▸ **READING TEXT**:
####################

I like that. I like knowing people who know that stuff too. I like guys who
shave their legs, aren’t afraid to wear spandex, and have a line separating the
front of their thighs. I like girls who aren’t afraid to sweat, know how far
fifty miles is, and won’t have flabby arms when they’re fifty. People who get
off on seeing pretty bikes drive by on roof racks and get that sick feeling in
middle of their gut when they see them mangled by the roof of a garage know what
it feels like. I like going on easy rides with some of them when it’s all sunny
out and shooting the shit about Tyler Hamilton, 12 year olds and smokers who
wear yellow bracelets, cursing at people in minivans, and almost running over
chipmunks.
You can always spot the people that know this stuff. There are certain clues,
the way they are aware of their body when they walk, the little hollows in their
cheeks, the veins popping over the bones the tops of their hands, the twenty or
so vertical lines that show up only on the backs of the calves of cyclists, and
the little purpley spots of scarred over road rash. These people I respect and
they know how to blow snot rockets. Most of them even learned the hard way,
boomerang style, when it smacks back into your shoulder and freezes there in a
kind of crystallized spider-web splotch.

####################

▸ **EXCERPTED RECORDS**:

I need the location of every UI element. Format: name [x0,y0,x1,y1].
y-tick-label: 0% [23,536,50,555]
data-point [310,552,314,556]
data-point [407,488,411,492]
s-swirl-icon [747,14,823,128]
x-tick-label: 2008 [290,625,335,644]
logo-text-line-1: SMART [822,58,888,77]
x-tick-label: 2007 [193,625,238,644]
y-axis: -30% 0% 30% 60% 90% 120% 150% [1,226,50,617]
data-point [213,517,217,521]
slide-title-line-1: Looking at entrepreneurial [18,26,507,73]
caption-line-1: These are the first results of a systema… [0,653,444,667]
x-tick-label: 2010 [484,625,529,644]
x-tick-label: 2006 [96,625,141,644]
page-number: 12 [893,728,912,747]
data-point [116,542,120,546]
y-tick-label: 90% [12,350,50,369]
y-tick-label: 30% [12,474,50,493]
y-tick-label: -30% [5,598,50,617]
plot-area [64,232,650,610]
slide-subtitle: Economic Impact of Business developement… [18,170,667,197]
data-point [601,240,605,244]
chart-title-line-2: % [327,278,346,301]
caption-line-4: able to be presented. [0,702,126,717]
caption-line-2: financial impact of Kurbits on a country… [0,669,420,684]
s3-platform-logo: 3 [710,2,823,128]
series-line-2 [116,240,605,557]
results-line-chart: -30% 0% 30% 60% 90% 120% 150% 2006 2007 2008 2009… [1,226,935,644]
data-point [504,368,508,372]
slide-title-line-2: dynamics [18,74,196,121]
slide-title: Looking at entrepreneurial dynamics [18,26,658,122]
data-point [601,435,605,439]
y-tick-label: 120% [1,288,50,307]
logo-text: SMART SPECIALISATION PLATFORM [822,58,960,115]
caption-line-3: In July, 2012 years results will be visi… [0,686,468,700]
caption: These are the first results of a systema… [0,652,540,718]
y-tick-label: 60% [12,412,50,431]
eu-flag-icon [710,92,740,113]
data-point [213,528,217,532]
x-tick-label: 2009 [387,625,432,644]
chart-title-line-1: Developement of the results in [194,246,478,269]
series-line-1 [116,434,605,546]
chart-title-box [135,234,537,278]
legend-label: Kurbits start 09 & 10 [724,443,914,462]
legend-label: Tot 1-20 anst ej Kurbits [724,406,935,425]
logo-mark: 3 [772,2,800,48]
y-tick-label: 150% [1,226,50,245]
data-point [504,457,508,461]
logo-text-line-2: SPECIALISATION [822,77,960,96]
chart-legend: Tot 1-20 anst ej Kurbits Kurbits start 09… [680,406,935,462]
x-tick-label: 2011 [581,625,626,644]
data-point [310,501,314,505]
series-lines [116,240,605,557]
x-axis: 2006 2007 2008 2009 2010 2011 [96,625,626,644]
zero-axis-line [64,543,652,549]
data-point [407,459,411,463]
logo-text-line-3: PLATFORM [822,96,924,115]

####################

▸ **PROBLEM SET**:
• 1. In the text about cyclists, where do the twenty or so vertical lines show up?
• 2. Rewrite the text about cyclists from "You can always" to "crystallized spider-web splotch.", putting "sleeve" in place of "shoulder".
• 3. Extend the text about cyclists, picking up after its last sentence.
The records are separate material, unrelated to the text about cyclists.

▸ **TASK RESULTS**:
• 1. On the backs of the calves of cyclists.

• 2.
You can always spot the people that know this stuff. There are certain clues,
the way they are aware of their body when they walk, the little hollows in their
cheeks, the veins popping over the bones the tops of their hands, the twenty or
so vertical lines that show up only on the backs of the calves of cyclists, and
the little purpley spots of scarred over road rash. These people I respect and
they know how to blow snot rockets. Most of them even learned the hard way,
boomerang style, when it smacks back into your sleeve and freezes there in a
kind of crystallized spider-web splotch.

• 3.
Yea, people who go out of their way to suffer fascinate me. Not even just a
little out of their way, but people who rearrange their life and spend
unfathomable amounts of time and money undisclosed to their spouses and friends
in order to suffer are generally interesting. This behavior is not quite like
heroin addiction, but it is still illogical even though a lot of them are
engineers. Of course, not all of them are cool. The ones who talk about how they
won such and such race and spent X dollars on whatever are annoying. But the
rest of them, the ones who want to kill the people on the sidelines of races
that yell "Go, Get up there!" when they don’t know how bad you’re hurting, are
cool. And everyone who knows the full spectrum of the yellow in pee thus
determining how much liquid you’ve sweated out, are cool. Even the people who
pee in their shorts so they don’t waste time scrambling to the bushes and can
maybe win a race are cool. Well, they are definitely dedicated, or at least they
have a tendency towards dirt so they don’t mind walking around like an ammonia
scented sweat-ball with grease marks.
That is not to say that people who don’t cycle are not good people or that
everyone else doesn’t think that cyclists are freaks and give blank stares to
comments about EPO and think the Tour de France is boring. Hell, I even think
the Tour de France is boring. Sometimes. No, those people just spend their spare
time doing other stuff, like golf. Or actually going out and partying on a
Friday night instead of going to bed early so they can get up at 7 for their
workout. And I respect that. It’s just that sometimes there is no better way to
bond than to suffer with someone.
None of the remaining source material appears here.